Task objective -> Work out the number of lines with the word "certificates" in the material below, then reply with that number only.

## BEGIN Records provided

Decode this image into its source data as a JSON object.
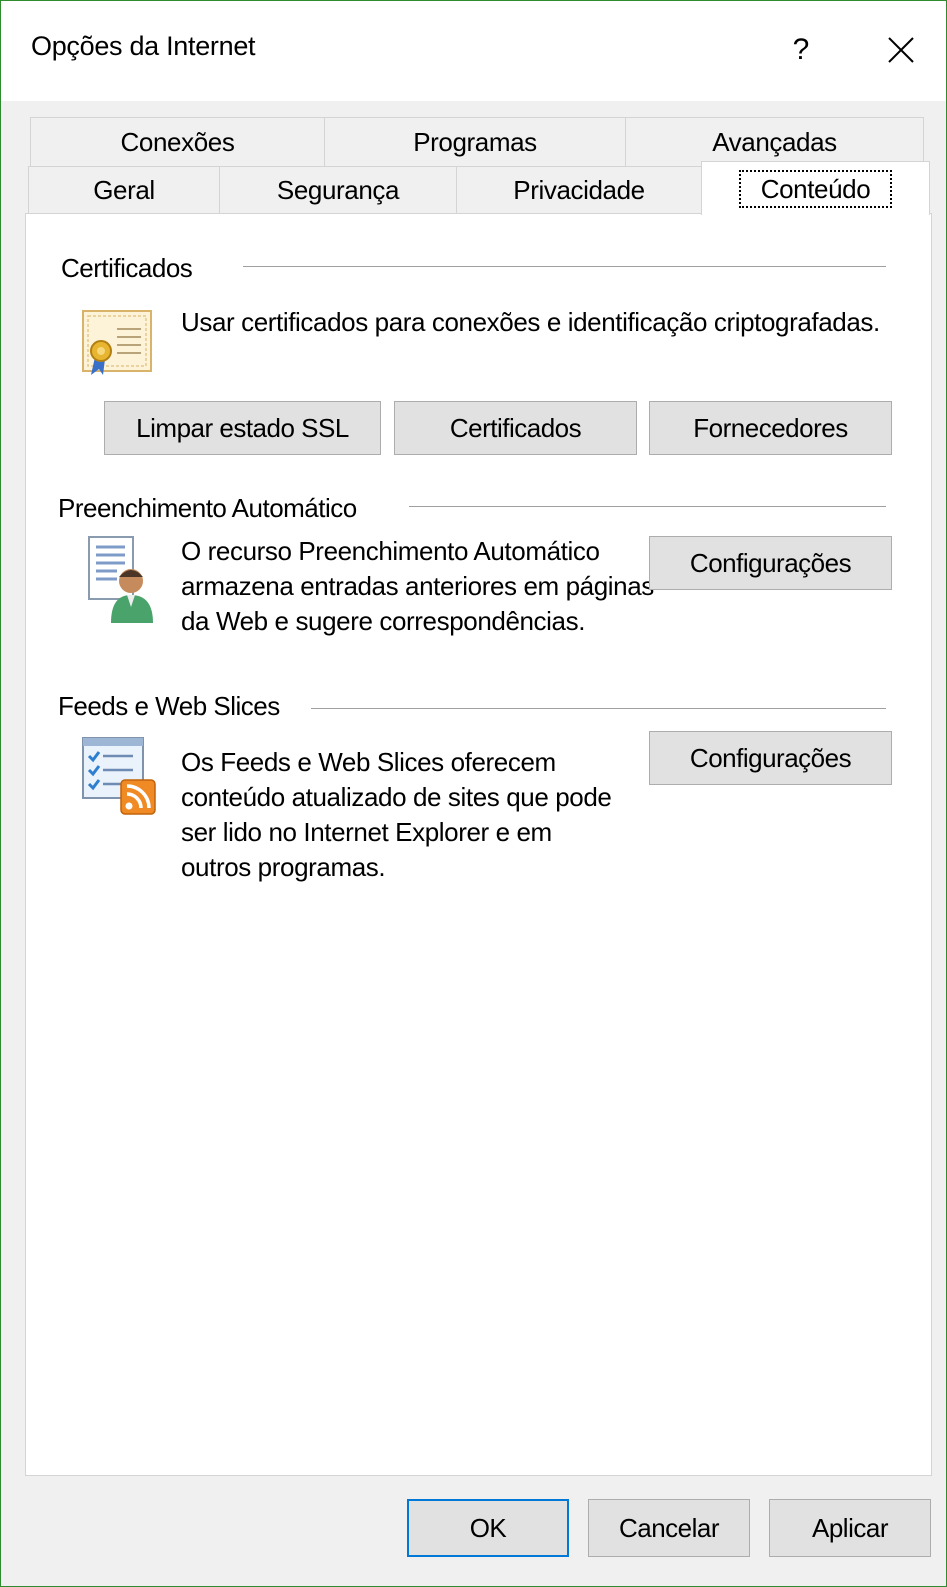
{
  "window": {
    "title": "Opções da Internet",
    "help_label": "?"
  },
  "tabs": {
    "row1": [
      "Conexões",
      "Programas",
      "Avançadas"
    ],
    "row2": [
      "Geral",
      "Segurança",
      "Privacidade",
      "Conteúdo"
    ],
    "active": "Conteúdo"
  },
  "certificates": {
    "heading": "Certificados",
    "description": "Usar certificados para conexões e identificação criptografadas.",
    "buttons": {
      "clear_ssl": "Limpar estado SSL",
      "certificates": "Certificados",
      "publishers": "Fornecedores"
    }
  },
  "autocomplete": {
    "heading": "Preenchimento Automático",
    "description_lines": [
      "O recurso Preenchimento Automático",
      "armazena entradas anteriores em páginas",
      "da Web e sugere correspondências."
    ],
    "settings_button": "Configurações"
  },
  "feeds": {
    "heading": "Feeds e Web Slices",
    "description_lines": [
      "Os Feeds e Web Slices oferecem",
      "conteúdo atualizado de sites que pode",
      "ser lido no Internet Explorer e em",
      "outros programas."
    ],
    "settings_button": "Configurações"
  },
  "footer": {
    "ok": "OK",
    "cancel": "Cancelar",
    "apply": "Aplicar"
  },
  "colors": {
    "window_border": "#2e8b2e",
    "default_button_border": "#0078d7",
    "button_face": "#e1e1e1",
    "rss_orange": "#f08a24"
  }
}
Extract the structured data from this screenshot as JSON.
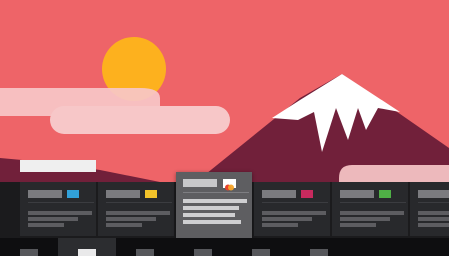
{
  "colors": {
    "sky": "#ee6468",
    "sun": "#fdb11e",
    "mountain": "#71203a",
    "snow": "#ffffff",
    "cloud": "#f7c7c8",
    "ribbon": "#1b1b1d",
    "card": "#28292c",
    "card_active": "#5e5e61",
    "tabbar": "#0e0e10"
  },
  "cards": [
    {
      "icon": "blue-square-icon",
      "icon_color": "#31a0d8"
    },
    {
      "icon": "yellow-square-icon",
      "icon_color": "#f2c22a"
    },
    {
      "icon": "dual-circle-card-icon",
      "icon_color": "#f7a52a"
    },
    {
      "icon": "magenta-square-icon",
      "icon_color": "#c72a5e"
    },
    {
      "icon": "green-square-icon",
      "icon_color": "#4fb046"
    },
    {
      "icon": "gray-square-icon",
      "icon_color": "#6b6b70"
    }
  ],
  "active_card": 2,
  "active_tab": 1,
  "tab_count": 6
}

## END Records provided

Full solution -> 2